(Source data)
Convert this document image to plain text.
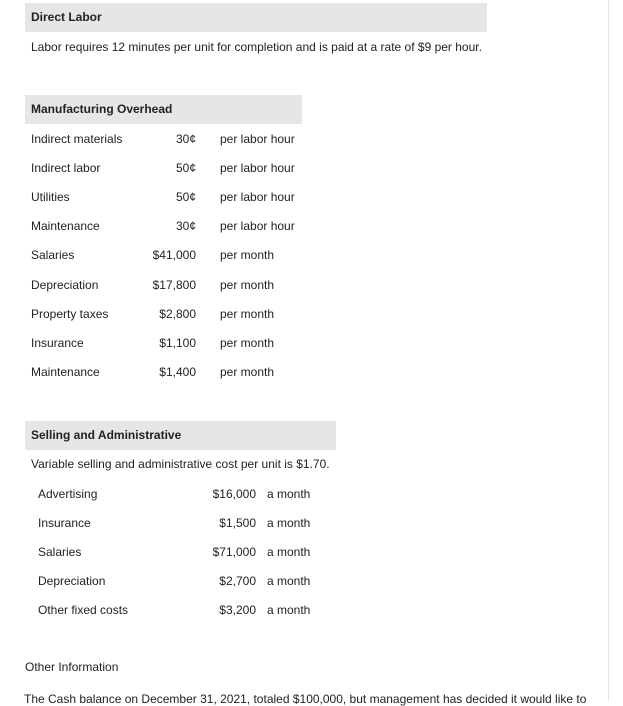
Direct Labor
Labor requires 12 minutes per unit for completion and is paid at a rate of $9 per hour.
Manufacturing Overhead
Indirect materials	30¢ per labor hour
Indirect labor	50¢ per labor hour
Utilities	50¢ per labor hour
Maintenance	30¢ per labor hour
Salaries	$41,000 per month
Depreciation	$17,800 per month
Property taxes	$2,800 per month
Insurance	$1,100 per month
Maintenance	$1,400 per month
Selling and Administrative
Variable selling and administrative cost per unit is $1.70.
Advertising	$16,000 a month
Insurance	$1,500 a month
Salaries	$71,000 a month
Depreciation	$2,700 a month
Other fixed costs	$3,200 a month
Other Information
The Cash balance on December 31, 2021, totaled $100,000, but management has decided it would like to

...

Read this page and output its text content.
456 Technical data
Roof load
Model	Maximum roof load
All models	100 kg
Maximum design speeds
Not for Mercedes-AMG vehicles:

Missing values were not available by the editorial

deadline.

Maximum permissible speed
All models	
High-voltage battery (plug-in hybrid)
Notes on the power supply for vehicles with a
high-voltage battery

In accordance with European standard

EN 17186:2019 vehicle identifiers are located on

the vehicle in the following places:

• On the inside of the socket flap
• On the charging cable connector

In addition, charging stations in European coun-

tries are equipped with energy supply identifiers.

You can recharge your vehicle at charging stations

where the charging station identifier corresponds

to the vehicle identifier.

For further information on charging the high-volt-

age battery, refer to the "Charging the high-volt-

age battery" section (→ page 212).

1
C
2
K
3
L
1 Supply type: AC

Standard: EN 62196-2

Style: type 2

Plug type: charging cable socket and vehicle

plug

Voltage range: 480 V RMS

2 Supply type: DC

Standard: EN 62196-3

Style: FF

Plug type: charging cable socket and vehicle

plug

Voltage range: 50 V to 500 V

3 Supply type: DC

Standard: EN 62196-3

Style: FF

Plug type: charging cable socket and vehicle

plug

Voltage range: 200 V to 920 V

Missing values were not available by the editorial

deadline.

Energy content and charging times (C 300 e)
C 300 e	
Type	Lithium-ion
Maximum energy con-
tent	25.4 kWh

---

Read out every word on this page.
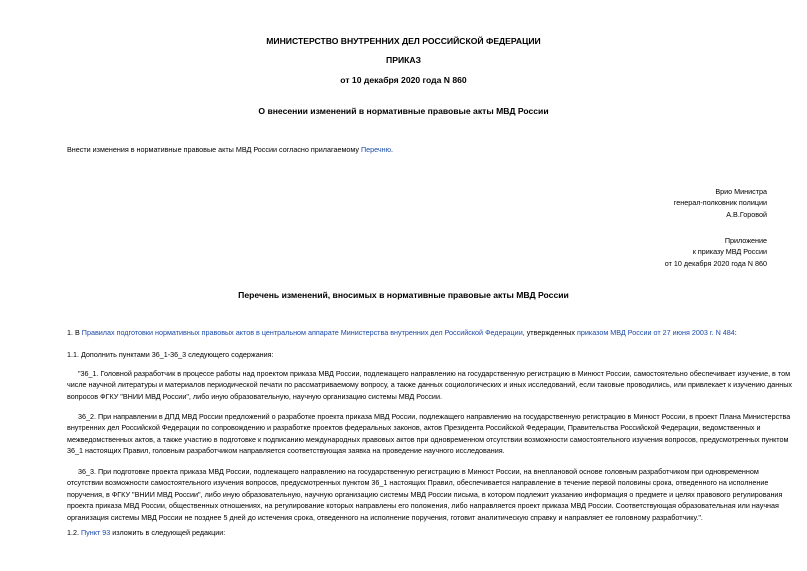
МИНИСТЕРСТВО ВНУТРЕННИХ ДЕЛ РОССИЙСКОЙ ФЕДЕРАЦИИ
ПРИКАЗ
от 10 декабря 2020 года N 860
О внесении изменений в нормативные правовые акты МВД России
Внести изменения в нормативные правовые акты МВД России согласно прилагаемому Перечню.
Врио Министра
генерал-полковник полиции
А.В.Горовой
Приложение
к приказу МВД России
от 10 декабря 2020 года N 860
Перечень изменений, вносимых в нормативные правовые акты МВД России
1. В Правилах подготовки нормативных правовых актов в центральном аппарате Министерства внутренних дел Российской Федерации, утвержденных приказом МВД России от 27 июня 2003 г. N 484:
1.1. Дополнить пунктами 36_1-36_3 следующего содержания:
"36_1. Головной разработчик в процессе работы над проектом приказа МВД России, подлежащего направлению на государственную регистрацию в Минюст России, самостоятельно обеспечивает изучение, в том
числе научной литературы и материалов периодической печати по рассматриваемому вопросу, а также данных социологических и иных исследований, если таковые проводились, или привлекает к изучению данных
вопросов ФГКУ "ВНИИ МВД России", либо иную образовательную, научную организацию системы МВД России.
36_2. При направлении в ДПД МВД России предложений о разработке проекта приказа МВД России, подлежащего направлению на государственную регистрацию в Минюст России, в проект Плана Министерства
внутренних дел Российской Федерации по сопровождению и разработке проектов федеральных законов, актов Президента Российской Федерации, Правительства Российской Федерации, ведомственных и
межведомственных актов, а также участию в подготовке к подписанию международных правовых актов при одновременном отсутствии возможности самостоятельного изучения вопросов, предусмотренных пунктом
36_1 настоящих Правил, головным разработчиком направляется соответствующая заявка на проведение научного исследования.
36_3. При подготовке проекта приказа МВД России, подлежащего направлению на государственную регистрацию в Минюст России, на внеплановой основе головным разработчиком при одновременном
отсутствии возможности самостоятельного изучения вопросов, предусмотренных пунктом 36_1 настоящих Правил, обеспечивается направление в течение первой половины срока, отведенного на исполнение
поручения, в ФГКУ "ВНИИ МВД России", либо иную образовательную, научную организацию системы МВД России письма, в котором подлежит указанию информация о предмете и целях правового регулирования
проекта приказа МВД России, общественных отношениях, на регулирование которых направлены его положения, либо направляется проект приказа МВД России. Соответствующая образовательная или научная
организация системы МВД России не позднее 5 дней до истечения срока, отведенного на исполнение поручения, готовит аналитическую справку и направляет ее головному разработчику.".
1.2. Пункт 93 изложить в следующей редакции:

▸ Exercise prompt
Copy out every line in the entries above that holds "battery".

▸ Completed task
High-voltage battery (plug-in hybrid)
high-voltage battery
age battery, refer to the "Charging the high-volt-
age battery" section (→ page 212).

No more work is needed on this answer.